What you have to do: Reproduce every line, starting at the one that contains "Decode this chart: output" and ending at the last line of the data, exactly as it stands; pictures are omitted.

Record excerpts:
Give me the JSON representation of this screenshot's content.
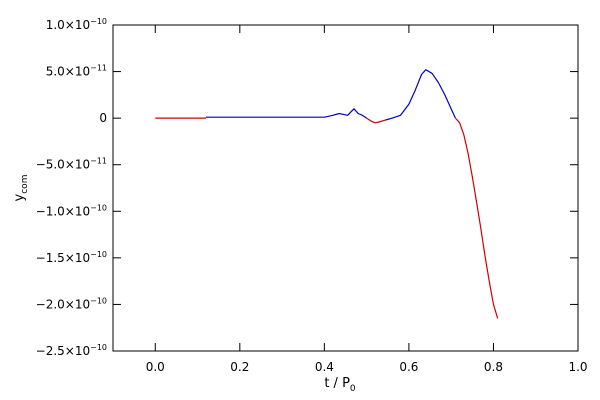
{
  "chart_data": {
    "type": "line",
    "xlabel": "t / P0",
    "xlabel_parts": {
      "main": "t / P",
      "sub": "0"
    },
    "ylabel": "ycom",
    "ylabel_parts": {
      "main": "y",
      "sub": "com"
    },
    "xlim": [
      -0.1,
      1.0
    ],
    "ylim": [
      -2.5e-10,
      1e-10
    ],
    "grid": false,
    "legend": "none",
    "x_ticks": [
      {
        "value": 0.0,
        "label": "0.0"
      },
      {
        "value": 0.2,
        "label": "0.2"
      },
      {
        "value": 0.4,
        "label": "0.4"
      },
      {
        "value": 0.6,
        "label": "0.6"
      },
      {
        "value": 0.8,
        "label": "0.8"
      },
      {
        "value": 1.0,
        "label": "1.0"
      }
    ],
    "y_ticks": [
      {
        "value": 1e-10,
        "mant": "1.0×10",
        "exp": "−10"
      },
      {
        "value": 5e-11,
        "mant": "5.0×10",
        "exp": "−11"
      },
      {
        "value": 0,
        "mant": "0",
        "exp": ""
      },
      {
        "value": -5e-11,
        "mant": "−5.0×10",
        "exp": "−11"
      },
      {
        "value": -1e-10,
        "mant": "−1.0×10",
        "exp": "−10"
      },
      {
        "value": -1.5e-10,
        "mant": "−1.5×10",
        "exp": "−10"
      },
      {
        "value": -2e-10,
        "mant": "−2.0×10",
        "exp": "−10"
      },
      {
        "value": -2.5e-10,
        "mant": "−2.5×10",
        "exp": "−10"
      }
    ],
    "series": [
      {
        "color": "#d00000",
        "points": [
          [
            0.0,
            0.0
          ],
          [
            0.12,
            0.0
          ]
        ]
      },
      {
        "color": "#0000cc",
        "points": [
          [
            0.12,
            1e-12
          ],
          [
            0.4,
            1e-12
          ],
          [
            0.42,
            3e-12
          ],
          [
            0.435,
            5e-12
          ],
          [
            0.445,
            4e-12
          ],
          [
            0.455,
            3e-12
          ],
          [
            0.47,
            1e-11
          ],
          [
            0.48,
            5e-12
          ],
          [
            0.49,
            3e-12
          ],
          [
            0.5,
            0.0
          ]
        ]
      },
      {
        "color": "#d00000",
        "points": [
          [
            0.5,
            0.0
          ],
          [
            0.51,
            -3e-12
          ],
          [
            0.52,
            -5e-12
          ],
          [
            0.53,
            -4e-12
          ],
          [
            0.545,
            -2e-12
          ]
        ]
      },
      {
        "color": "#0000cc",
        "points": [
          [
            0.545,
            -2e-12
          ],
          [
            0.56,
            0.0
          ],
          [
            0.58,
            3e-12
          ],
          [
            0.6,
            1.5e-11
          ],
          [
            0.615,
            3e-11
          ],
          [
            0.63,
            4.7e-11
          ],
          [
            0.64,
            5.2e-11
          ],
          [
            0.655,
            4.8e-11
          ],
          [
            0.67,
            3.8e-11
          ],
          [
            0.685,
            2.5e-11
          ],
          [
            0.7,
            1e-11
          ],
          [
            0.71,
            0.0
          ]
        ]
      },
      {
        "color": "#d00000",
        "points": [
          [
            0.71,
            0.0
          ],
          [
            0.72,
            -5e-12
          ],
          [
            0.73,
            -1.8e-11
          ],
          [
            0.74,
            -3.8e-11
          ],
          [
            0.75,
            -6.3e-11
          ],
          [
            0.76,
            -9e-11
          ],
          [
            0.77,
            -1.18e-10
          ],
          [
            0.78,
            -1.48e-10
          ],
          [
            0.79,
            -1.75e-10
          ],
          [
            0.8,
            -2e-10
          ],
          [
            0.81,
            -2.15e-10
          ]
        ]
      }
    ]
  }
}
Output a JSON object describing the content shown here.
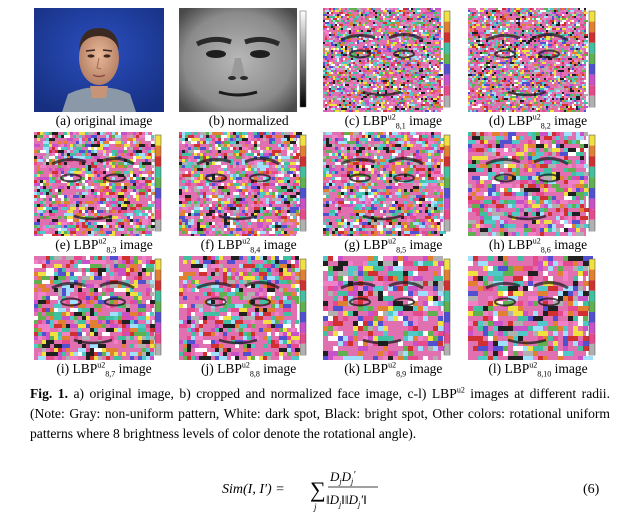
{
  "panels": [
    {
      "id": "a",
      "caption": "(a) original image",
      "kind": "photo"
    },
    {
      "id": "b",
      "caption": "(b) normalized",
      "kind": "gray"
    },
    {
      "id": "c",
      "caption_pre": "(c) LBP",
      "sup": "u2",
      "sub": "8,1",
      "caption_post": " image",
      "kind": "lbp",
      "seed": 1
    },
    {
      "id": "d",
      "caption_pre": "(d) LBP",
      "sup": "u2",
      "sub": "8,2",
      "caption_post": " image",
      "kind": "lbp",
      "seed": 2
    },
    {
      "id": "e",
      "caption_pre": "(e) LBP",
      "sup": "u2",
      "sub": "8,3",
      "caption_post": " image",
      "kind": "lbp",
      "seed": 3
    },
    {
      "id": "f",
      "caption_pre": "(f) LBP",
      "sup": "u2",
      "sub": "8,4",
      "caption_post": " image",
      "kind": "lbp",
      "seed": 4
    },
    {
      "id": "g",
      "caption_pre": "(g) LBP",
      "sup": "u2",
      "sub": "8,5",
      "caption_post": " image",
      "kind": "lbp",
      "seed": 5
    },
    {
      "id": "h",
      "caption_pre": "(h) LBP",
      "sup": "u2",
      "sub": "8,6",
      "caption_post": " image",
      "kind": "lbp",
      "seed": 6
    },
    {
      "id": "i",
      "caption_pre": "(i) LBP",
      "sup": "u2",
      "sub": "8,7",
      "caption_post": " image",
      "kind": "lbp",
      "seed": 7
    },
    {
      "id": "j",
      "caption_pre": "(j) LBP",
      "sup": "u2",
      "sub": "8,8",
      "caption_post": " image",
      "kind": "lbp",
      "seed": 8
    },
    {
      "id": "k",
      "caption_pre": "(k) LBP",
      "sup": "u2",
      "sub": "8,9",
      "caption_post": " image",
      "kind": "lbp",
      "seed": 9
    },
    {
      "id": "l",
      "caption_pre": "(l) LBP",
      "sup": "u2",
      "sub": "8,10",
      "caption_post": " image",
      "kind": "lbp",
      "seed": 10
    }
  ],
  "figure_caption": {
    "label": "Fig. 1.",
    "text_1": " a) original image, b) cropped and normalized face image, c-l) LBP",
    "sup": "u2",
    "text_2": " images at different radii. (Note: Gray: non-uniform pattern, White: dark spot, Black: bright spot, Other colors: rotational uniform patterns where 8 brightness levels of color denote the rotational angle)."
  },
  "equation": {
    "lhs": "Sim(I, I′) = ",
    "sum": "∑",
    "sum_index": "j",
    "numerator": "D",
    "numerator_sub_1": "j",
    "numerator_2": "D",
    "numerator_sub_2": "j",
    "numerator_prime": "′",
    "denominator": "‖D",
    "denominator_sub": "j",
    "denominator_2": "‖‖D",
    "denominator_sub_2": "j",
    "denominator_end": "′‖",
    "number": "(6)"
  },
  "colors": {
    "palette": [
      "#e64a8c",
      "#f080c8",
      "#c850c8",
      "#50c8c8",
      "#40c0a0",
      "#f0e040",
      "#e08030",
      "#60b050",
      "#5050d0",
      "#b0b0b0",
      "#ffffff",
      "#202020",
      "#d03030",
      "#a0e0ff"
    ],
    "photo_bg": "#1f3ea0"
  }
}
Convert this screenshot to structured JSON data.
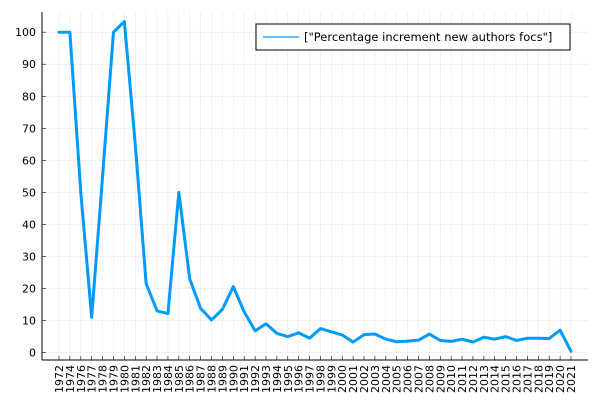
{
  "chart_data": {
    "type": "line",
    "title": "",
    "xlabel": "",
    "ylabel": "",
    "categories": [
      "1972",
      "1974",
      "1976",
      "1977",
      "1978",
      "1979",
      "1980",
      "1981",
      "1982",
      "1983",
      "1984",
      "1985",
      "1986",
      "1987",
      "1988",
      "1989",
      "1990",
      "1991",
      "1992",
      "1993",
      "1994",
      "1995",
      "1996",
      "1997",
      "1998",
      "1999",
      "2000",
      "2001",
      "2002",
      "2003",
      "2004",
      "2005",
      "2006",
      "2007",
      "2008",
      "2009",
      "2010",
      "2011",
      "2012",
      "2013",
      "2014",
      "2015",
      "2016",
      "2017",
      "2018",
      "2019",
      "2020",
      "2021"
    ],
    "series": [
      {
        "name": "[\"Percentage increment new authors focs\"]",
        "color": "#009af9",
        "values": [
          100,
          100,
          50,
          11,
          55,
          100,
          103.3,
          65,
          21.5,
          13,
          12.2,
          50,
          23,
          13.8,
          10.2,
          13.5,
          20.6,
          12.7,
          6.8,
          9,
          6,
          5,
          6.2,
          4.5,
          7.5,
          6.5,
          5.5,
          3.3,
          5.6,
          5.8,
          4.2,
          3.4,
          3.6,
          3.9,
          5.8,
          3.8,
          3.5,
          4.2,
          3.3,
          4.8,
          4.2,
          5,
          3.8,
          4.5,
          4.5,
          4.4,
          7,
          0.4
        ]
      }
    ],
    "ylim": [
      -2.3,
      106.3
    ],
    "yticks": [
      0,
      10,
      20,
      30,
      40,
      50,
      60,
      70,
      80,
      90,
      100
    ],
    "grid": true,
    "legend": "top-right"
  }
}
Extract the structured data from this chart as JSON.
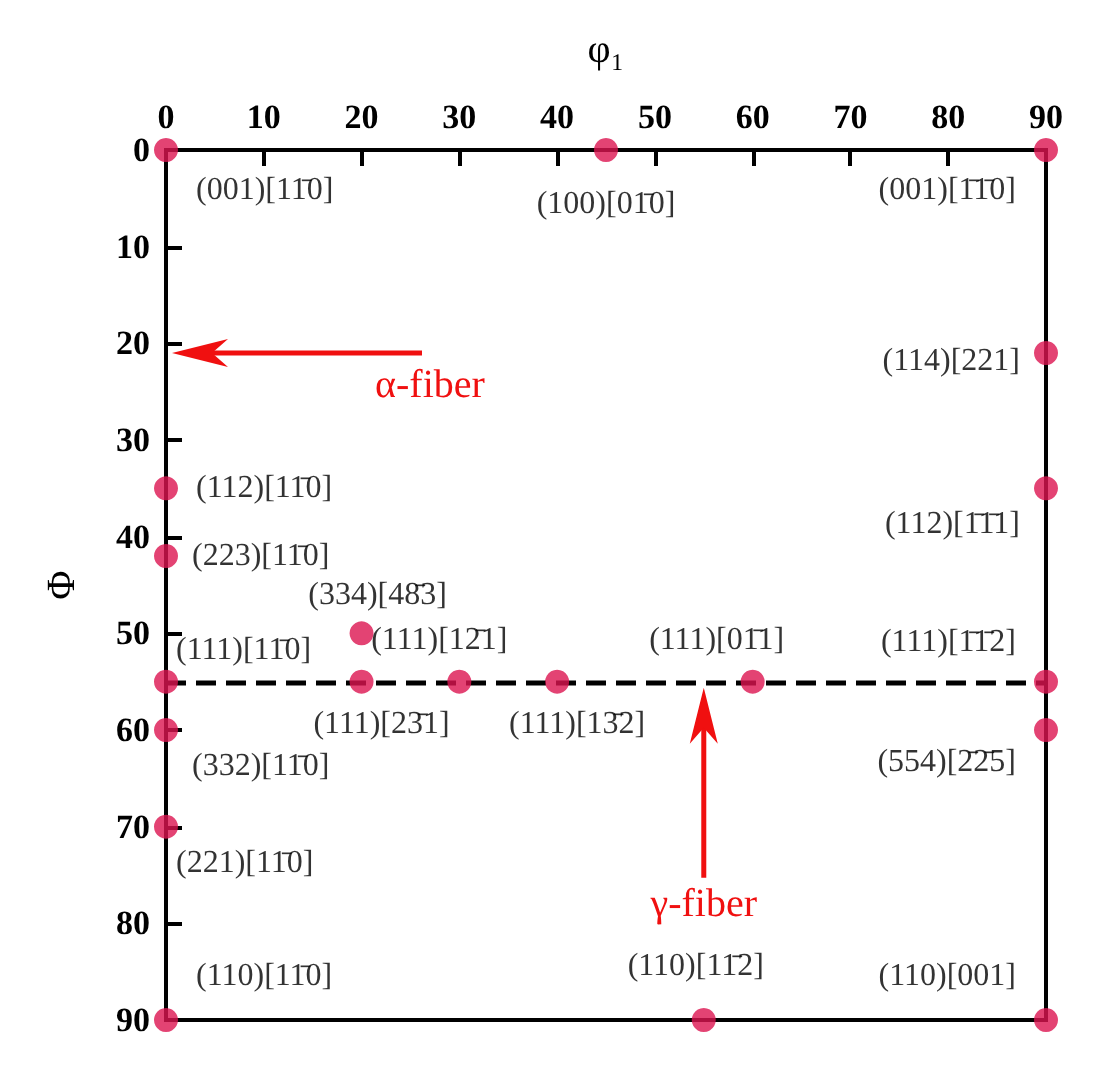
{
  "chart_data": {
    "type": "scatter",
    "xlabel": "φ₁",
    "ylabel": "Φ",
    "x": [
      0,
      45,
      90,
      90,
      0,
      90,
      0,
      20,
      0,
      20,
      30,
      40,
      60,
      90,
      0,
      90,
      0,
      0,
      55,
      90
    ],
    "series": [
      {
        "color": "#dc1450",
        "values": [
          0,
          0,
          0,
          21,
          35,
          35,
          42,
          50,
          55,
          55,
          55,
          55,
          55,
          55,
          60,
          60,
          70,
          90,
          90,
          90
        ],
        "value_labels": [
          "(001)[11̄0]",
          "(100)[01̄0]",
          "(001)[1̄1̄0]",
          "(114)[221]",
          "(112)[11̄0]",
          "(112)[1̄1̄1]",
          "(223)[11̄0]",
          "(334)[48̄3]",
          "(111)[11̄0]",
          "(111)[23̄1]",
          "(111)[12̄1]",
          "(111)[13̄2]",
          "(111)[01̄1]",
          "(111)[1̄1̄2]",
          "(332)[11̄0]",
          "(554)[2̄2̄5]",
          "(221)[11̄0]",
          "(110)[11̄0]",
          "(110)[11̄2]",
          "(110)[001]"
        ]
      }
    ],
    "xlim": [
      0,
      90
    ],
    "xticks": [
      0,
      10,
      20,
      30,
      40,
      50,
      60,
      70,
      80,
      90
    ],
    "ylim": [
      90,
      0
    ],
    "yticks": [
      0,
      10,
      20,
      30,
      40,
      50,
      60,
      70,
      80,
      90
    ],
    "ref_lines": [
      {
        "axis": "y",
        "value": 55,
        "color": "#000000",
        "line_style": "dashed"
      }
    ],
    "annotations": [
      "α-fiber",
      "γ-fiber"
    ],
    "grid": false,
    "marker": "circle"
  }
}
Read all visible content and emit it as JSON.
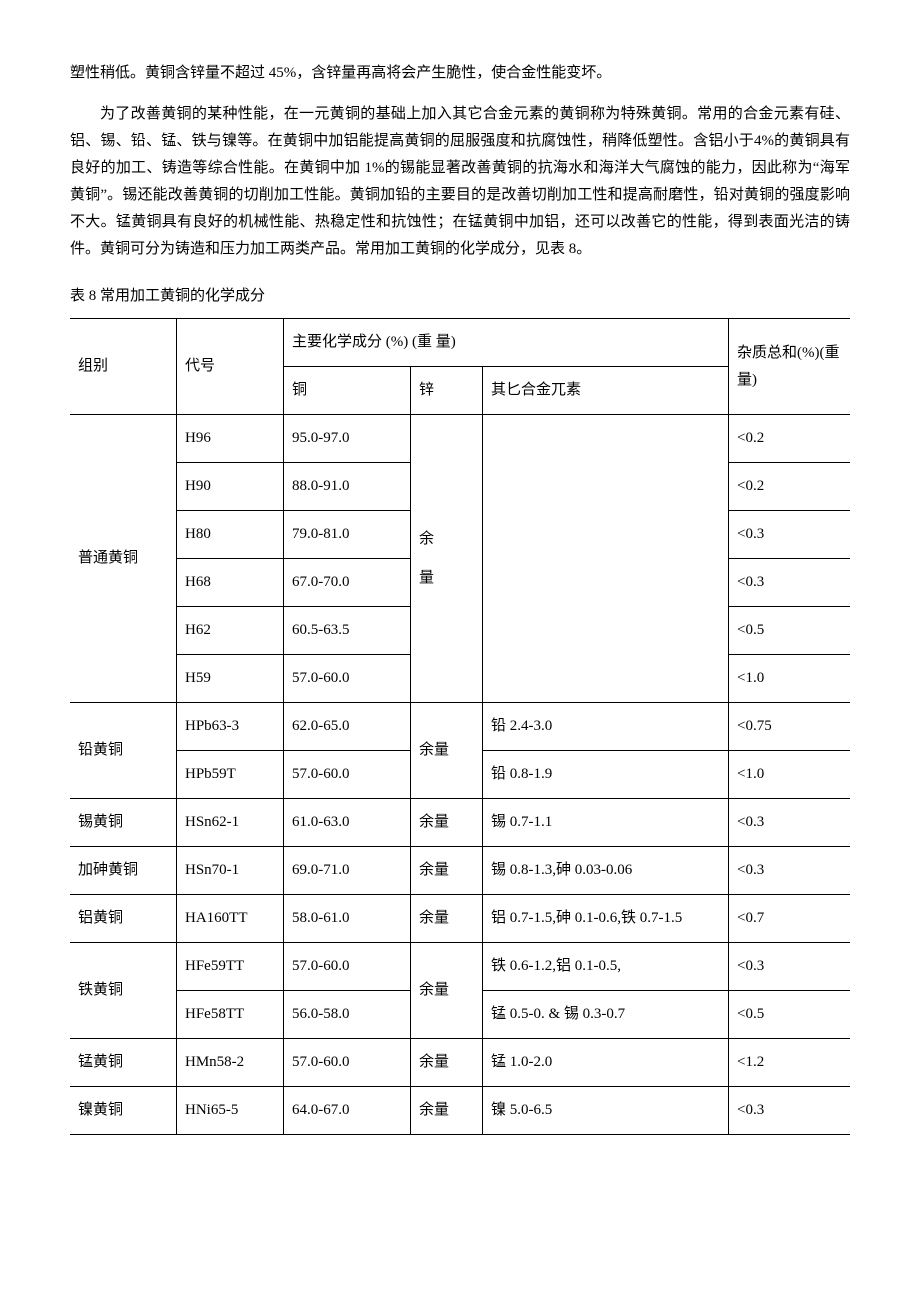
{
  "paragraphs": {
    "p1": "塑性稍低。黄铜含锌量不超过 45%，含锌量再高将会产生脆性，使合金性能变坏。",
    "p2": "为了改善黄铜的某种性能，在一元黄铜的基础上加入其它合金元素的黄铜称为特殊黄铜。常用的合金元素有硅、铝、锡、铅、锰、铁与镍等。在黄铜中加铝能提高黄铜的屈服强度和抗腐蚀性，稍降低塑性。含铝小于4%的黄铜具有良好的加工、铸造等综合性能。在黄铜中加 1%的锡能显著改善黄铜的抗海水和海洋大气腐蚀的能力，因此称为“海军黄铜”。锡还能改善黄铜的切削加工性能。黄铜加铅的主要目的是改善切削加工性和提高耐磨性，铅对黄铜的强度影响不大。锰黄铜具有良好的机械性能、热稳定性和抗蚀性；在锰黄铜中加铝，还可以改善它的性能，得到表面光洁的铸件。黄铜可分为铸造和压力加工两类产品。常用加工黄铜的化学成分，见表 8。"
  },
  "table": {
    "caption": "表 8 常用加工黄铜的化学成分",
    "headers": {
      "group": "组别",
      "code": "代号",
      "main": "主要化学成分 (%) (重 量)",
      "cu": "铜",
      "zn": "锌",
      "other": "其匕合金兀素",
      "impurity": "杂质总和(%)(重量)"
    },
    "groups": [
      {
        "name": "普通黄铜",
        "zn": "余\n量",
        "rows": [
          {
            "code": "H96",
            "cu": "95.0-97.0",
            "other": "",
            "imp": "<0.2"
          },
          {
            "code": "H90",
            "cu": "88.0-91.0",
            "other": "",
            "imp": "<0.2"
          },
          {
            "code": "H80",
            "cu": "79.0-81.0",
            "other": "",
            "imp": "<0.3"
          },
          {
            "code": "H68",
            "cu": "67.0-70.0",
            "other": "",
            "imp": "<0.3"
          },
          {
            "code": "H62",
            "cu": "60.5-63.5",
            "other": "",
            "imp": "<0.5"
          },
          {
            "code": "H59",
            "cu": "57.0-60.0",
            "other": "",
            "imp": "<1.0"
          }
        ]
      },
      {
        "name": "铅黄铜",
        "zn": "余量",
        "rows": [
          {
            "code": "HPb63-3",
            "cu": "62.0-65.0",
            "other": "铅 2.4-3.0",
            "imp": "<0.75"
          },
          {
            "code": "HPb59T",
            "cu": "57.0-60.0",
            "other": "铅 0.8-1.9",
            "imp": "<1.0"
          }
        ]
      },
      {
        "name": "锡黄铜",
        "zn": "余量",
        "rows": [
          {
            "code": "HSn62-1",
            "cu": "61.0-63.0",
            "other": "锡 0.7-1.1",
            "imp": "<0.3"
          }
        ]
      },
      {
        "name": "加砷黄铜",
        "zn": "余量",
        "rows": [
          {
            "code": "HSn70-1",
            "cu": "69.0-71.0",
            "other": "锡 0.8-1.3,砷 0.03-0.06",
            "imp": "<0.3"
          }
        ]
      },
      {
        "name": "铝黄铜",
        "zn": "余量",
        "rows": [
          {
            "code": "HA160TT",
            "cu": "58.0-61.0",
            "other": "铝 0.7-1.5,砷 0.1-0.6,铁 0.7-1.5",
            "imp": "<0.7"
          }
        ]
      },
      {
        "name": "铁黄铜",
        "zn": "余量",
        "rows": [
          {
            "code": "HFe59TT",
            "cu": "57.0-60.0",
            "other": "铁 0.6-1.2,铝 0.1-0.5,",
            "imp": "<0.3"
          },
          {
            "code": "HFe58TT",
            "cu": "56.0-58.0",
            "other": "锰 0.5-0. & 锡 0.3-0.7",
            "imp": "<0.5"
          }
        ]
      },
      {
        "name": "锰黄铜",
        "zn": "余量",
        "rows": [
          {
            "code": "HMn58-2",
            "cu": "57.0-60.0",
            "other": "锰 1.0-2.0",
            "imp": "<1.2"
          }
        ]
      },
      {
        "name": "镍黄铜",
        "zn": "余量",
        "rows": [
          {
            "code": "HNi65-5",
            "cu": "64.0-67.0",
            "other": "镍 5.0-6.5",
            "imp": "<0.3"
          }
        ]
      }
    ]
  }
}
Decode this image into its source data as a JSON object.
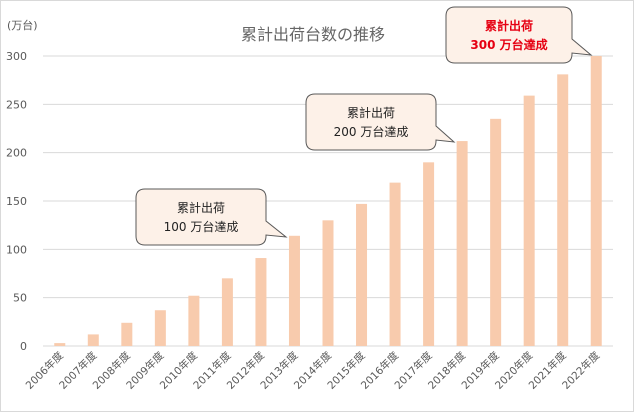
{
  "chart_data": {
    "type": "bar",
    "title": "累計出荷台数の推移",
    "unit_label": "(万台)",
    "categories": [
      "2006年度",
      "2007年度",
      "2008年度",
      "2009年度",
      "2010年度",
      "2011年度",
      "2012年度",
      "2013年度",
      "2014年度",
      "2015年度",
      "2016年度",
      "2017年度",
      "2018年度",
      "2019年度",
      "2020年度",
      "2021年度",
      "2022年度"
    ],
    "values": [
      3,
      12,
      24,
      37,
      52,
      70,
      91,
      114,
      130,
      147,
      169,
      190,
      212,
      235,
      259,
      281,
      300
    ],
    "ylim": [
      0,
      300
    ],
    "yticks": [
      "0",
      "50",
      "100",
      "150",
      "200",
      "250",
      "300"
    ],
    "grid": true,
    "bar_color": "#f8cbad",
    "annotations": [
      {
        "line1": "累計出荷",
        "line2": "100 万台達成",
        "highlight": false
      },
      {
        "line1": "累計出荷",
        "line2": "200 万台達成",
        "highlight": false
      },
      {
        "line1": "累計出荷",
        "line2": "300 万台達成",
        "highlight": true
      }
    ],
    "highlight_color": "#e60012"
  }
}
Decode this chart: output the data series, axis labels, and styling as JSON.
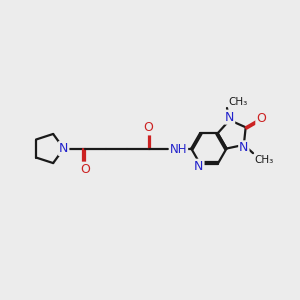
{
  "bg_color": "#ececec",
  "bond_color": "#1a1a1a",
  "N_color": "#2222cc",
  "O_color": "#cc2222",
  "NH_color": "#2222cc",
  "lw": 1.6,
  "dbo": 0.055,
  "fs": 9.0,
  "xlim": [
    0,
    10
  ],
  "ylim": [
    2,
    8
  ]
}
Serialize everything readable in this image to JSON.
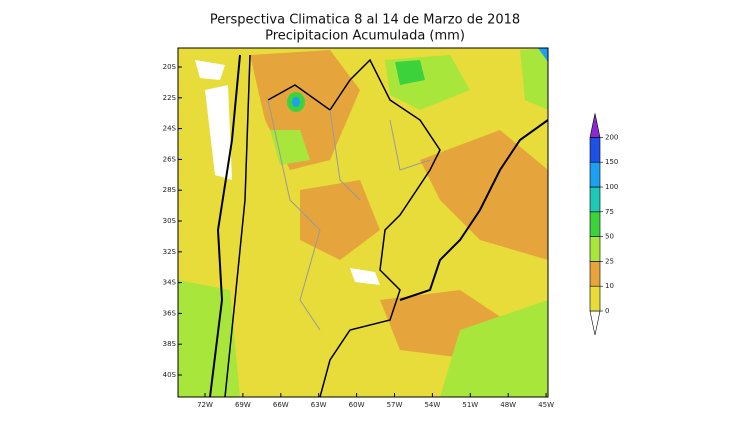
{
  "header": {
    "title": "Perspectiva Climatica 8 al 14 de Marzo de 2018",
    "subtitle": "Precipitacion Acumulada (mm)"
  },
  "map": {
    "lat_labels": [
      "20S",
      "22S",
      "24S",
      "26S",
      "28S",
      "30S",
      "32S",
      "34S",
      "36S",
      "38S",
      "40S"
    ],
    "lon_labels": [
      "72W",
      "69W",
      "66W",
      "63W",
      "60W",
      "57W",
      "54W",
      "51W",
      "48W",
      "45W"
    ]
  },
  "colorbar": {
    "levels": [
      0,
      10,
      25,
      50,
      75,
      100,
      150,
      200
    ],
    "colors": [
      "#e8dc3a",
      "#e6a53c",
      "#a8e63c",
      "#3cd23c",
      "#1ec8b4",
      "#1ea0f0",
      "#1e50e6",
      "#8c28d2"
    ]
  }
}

Completed exercise:
Decode this chart: output the data series, axis labels, and styling as JSON.
{
  "bg_color": "#ececec",
  "bond_color": "#1a1a1a",
  "N_color": "#2222cc",
  "O_color": "#cc2222",
  "NH_color": "#2222cc",
  "lw": 1.6,
  "dbo": 0.055,
  "fs": 9.0,
  "xlim": [
    0,
    10
  ],
  "ylim": [
    2,
    8
  ]
}
Serialize everything readable in this image to JSON.
{
  "header": {
    "title": "Perspectiva Climatica 8 al 14 de Marzo de 2018",
    "subtitle": "Precipitacion Acumulada (mm)"
  },
  "map": {
    "lat_labels": [
      "20S",
      "22S",
      "24S",
      "26S",
      "28S",
      "30S",
      "32S",
      "34S",
      "36S",
      "38S",
      "40S"
    ],
    "lon_labels": [
      "72W",
      "69W",
      "66W",
      "63W",
      "60W",
      "57W",
      "54W",
      "51W",
      "48W",
      "45W"
    ]
  },
  "colorbar": {
    "levels": [
      0,
      10,
      25,
      50,
      75,
      100,
      150,
      200
    ],
    "colors": [
      "#e8dc3a",
      "#e6a53c",
      "#a8e63c",
      "#3cd23c",
      "#1ec8b4",
      "#1ea0f0",
      "#1e50e6",
      "#8c28d2"
    ]
  }
}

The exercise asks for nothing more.